• Short task:
Convert every line of the records below into a Markdown table with the columns "Row" and "Line," numbering the rows and leaving out blank lines.

• Data for the task:
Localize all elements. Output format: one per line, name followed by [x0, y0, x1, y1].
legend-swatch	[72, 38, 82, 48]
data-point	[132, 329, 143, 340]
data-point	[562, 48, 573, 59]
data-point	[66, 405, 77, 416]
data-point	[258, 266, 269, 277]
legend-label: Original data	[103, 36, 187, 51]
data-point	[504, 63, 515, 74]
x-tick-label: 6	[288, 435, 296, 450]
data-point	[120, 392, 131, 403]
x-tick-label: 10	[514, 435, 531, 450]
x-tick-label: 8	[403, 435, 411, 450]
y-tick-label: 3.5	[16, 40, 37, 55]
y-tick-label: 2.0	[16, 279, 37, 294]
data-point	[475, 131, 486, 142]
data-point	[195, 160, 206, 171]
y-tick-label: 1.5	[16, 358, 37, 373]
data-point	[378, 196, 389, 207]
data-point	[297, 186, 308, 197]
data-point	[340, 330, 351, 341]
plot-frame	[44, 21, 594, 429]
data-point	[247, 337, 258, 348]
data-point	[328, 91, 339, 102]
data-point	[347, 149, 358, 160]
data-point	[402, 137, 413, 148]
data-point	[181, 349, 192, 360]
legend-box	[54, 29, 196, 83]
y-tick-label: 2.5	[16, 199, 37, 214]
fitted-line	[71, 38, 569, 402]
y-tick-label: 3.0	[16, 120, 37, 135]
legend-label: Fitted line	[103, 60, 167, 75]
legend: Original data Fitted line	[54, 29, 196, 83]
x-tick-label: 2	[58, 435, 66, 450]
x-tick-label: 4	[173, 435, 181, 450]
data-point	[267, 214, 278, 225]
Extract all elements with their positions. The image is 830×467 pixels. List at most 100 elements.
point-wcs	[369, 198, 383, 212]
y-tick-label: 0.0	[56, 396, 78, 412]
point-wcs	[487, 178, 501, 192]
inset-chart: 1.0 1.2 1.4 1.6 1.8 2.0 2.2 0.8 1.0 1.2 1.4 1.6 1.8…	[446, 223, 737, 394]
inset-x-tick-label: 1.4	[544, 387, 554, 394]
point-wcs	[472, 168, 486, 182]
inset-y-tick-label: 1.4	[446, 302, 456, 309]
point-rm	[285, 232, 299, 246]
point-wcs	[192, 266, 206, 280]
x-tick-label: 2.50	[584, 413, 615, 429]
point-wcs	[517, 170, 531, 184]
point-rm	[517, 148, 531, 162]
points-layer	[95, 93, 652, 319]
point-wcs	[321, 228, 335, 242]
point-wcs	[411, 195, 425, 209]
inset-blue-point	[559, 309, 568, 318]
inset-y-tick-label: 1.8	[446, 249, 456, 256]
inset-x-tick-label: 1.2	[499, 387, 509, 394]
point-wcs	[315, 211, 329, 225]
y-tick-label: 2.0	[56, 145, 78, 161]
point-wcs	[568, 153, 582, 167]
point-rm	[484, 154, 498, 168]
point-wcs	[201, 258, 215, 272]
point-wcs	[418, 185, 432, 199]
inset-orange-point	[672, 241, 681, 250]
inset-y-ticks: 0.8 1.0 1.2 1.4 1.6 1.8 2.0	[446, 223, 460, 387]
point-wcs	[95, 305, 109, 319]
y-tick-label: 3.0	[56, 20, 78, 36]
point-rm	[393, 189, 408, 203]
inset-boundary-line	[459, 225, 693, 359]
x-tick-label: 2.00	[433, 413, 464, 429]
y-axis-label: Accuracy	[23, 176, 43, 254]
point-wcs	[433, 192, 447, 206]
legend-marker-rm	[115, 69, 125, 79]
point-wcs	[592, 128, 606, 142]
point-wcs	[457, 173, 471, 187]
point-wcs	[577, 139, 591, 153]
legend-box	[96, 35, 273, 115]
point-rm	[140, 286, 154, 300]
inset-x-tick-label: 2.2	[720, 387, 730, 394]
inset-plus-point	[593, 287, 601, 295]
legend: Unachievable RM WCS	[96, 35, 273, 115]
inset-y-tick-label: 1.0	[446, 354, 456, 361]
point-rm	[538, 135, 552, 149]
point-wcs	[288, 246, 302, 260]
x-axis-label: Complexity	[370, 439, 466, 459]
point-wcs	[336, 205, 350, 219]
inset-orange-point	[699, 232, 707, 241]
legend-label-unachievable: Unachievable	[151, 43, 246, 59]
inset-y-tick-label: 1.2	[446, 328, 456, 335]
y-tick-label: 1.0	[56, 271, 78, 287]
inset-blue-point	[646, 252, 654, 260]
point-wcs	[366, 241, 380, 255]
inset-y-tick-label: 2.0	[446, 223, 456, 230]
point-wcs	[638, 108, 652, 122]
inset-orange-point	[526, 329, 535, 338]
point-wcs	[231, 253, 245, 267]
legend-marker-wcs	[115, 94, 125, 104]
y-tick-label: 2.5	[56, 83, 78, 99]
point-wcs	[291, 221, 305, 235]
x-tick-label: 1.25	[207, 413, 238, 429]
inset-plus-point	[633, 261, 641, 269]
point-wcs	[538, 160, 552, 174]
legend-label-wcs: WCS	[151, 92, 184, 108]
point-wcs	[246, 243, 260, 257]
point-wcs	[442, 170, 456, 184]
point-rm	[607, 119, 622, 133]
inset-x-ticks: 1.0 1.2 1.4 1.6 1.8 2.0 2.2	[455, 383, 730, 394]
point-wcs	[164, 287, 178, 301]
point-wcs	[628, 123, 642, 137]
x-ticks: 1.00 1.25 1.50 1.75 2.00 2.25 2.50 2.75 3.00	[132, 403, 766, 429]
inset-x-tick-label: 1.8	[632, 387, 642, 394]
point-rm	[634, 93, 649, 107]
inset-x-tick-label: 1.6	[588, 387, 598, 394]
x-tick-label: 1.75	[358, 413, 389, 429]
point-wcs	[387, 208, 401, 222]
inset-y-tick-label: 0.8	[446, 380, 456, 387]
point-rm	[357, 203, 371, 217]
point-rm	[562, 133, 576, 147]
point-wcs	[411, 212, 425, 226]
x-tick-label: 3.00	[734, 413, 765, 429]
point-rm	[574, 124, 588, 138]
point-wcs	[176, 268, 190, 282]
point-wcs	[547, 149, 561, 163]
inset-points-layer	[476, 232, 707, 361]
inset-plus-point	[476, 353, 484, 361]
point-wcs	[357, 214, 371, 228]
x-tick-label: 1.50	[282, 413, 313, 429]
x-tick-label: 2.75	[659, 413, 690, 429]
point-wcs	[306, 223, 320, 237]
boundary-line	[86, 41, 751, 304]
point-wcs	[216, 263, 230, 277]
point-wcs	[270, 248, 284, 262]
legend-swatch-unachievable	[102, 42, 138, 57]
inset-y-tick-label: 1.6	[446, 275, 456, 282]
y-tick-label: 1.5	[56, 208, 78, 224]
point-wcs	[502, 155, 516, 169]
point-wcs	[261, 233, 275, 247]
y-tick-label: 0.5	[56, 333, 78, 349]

• Solution for this exercise:
| Row | Line |
|---|---|
| 1 | Localize all elements. Output format: one per line, name followed by [x0, y0, x1, y1]. |
| 2 | legend-swatch	[72, 38, 82, 48] |
| 3 | data-point	[132, 329, 143, 340] |
| 4 | data-point	[562, 48, 573, 59] |
| 5 | data-point	[66, 405, 77, 416] |
| 6 | data-point	[258, 266, 269, 277] |
| 7 | legend-label: Original data	[103, 36, 187, 51] |
| 8 | data-point	[504, 63, 515, 74] |
| 9 | x-tick-label: 6	[288, 435, 296, 450] |
| 10 | data-point	[120, 392, 131, 403] |
| 11 | x-tick-label: 10	[514, 435, 531, 450] |
| 12 | x-tick-label: 8	[403, 435, 411, 450] |
| 13 | y-tick-label: 3.5	[16, 40, 37, 55] |
| 14 | y-tick-label: 2.0	[16, 279, 37, 294] |
| 15 | data-point	[475, 131, 486, 142] |
| 16 | data-point	[195, 160, 206, 171] |
| 17 | y-tick-label: 1.5	[16, 358, 37, 373] |
| 18 | data-point	[378, 196, 389, 207] |
| 19 | data-point	[297, 186, 308, 197] |
| 20 | data-point	[340, 330, 351, 341] |
| 21 | plot-frame	[44, 21, 594, 429] |
| 22 | data-point	[247, 337, 258, 348] |
| 23 | data-point	[328, 91, 339, 102] |
| 24 | data-point	[347, 149, 358, 160] |
| 25 | data-point	[402, 137, 413, 148] |
| 26 | data-point	[181, 349, 192, 360] |
| 27 | legend-box	[54, 29, 196, 83] |
| 28 | y-tick-label: 2.5	[16, 199, 37, 214] |
| 29 | fitted-line	[71, 38, 569, 402] |
| 30 | y-tick-label: 3.0	[16, 120, 37, 135] |
| 31 | legend-label: Fitted line	[103, 60, 167, 75] |
| 32 | legend: Original data Fitted line	[54, 29, 196, 83] |
| 33 | x-tick-label: 2	[58, 435, 66, 450] |
| 34 | x-tick-label: 4	[173, 435, 181, 450] |
| 35 | data-point	[267, 214, 278, 225] |
| 36 | Extract all elements with their positions. The image is 830×467 pixels. List at most 100 elements. |
| 37 | point-wcs	[369, 198, 383, 212] |
| 38 | y-tick-label: 0.0	[56, 396, 78, 412] |
| 39 | point-wcs	[487, 178, 501, 192] |
| 40 | inset-chart: 1.0 1.2 1.4 1.6 1.8 2.0 2.2 0.8 1.0 1.2 1.4 1.6 1.8…	[446, 223, 737, 394] |
| 41 | inset-x-tick-label: 1.4	[544, 387, 554, 394] |
| 42 | point-wcs	[472, 168, 486, 182] |
| 43 | inset-y-tick-label: 1.4	[446, 302, 456, 309] |
| 44 | point-rm	[285, 232, 299, 246] |
| 45 | point-wcs	[192, 266, 206, 280] |
| 46 | x-tick-label: 2.50	[584, 413, 615, 429] |
| 47 | point-wcs	[517, 170, 531, 184] |
| 48 | point-rm	[517, 148, 531, 162] |
| 49 | points-layer	[95, 93, 652, 319] |
| 50 | point-wcs	[321, 228, 335, 242] |
| 51 | point-wcs	[411, 195, 425, 209] |
| 52 | inset-blue-point	[559, 309, 568, 318] |
| 53 | inset-y-tick-label: 1.8	[446, 249, 456, 256] |
| 54 | inset-x-tick-label: 1.2	[499, 387, 509, 394] |
| 55 | point-wcs	[315, 211, 329, 225] |
| 56 | y-tick-label: 2.0	[56, 145, 78, 161] |
| 57 | point-wcs	[568, 153, 582, 167] |
| 58 | point-rm	[484, 154, 498, 168] |
| 59 | point-wcs	[201, 258, 215, 272] |
| 60 | point-wcs	[418, 185, 432, 199] |
| 61 | inset-orange-point	[672, 241, 681, 250] |
| 62 | inset-y-ticks: 0.8 1.0 1.2 1.4 1.6 1.8 2.0	[446, 223, 460, 387] |
| 63 | point-wcs	[95, 305, 109, 319] |
| 64 | y-tick-label: 3.0	[56, 20, 78, 36] |
| 65 | point-rm	[393, 189, 408, 203] |
| 66 | inset-boundary-line	[459, 225, 693, 359] |
| 67 | x-tick-label: 2.00	[433, 413, 464, 429] |
| 68 | y-axis-label: Accuracy	[23, 176, 43, 254] |
| 69 | point-wcs	[433, 192, 447, 206] |
| 70 | legend-marker-rm	[115, 69, 125, 79] |
| 71 | point-wcs	[592, 128, 606, 142] |
| 72 | point-wcs	[457, 173, 471, 187] |
| 73 | point-wcs	[577, 139, 591, 153] |
| 74 | legend-box	[96, 35, 273, 115] |
| 75 | point-rm	[140, 286, 154, 300] |
| 76 | inset-x-tick-label: 2.2	[720, 387, 730, 394] |
| 77 | inset-plus-point	[593, 287, 601, 295] |
| 78 | legend: Unachievable RM WCS	[96, 35, 273, 115] |
| 79 | inset-y-tick-label: 1.0	[446, 354, 456, 361] |
| 80 | point-rm	[538, 135, 552, 149] |
| 81 | point-wcs	[288, 246, 302, 260] |
| 82 | x-axis-label: Complexity	[370, 439, 466, 459] |
| 83 | point-wcs	[336, 205, 350, 219] |
| 84 | inset-orange-point	[699, 232, 707, 241] |
| 85 | legend-label-unachievable: Unachievable	[151, 43, 246, 59] |
| 86 | inset-y-tick-label: 1.2	[446, 328, 456, 335] |
| 87 | y-tick-label: 1.0	[56, 271, 78, 287] |
| 88 | inset-blue-point	[646, 252, 654, 260] |
| 89 | point-wcs	[366, 241, 380, 255] |
| 90 | inset-y-tick-label: 2.0	[446, 223, 456, 230] |
| 91 | point-wcs	[638, 108, 652, 122] |
| 92 | inset-orange-point	[526, 329, 535, 338] |
| 93 | point-wcs	[231, 253, 245, 267] |
| 94 | legend-marker-wcs	[115, 94, 125, 104] |
| 95 | y-tick-label: 2.5	[56, 83, 78, 99] |
| 96 | point-wcs	[291, 221, 305, 235] |
| 97 | x-tick-label: 1.25	[207, 413, 238, 429] |
| 98 | inset-plus-point	[633, 261, 641, 269] |
| 99 | point-wcs	[538, 160, 552, 174] |
| 100 | legend-label-wcs: WCS	[151, 92, 184, 108] |
| 101 | point-wcs	[246, 243, 260, 257] |
| 102 | point-wcs	[442, 170, 456, 184] |
| 103 | point-rm	[607, 119, 622, 133] |
| 104 | inset-x-ticks: 1.0 1.2 1.4 1.6 1.8 2.0 2.2	[455, 383, 730, 394] |
| 105 | point-wcs	[164, 287, 178, 301] |
| 106 | point-wcs	[628, 123, 642, 137] |
| 107 | x-ticks: 1.00 1.25 1.50 1.75 2.00 2.25 2.50 2.75 3.00	[132, 403, 766, 429] |
| 108 | inset-x-tick-label: 1.8	[632, 387, 642, 394] |
| 109 | point-rm	[634, 93, 649, 107] |
| 110 | inset-x-tick-label: 1.6	[588, 387, 598, 394] |
| 111 | x-tick-label: 1.75	[358, 413, 389, 429] |
| 112 | point-wcs	[387, 208, 401, 222] |
| 113 | inset-y-tick-label: 0.8	[446, 380, 456, 387] |
| 114 | point-rm	[357, 203, 371, 217] |
| 115 | point-rm	[562, 133, 576, 147] |
| 116 | point-wcs	[411, 212, 425, 226] |
| 117 | x-tick-label: 3.00	[734, 413, 765, 429] |
| 118 | point-rm	[574, 124, 588, 138] |
| 119 | point-wcs	[176, 268, 190, 282] |
| 120 | point-wcs	[547, 149, 561, 163] |
| 121 | inset-points-layer	[476, 232, 707, 361] |
| 122 | inset-plus-point	[476, 353, 484, 361] |
| 123 | point-wcs	[357, 214, 371, 228] |
| 124 | x-tick-label: 1.50	[282, 413, 313, 429] |
| 125 | x-tick-label: 2.75	[659, 413, 690, 429] |
| 126 | point-wcs	[306, 223, 320, 237] |
| 127 | boundary-line	[86, 41, 751, 304] |
| 128 | point-wcs	[216, 263, 230, 277] |
| 129 | point-wcs	[270, 248, 284, 262] |
| 130 | legend-swatch-unachievable	[102, 42, 138, 57] |
| 131 | inset-y-tick-label: 1.6	[446, 275, 456, 282] |
| 132 | y-tick-label: 1.5	[56, 208, 78, 224] |
| 133 | point-wcs	[502, 155, 516, 169] |
| 134 | point-wcs	[261, 233, 275, 247] |
| 135 | y-tick-label: 0.5	[56, 333, 78, 349] |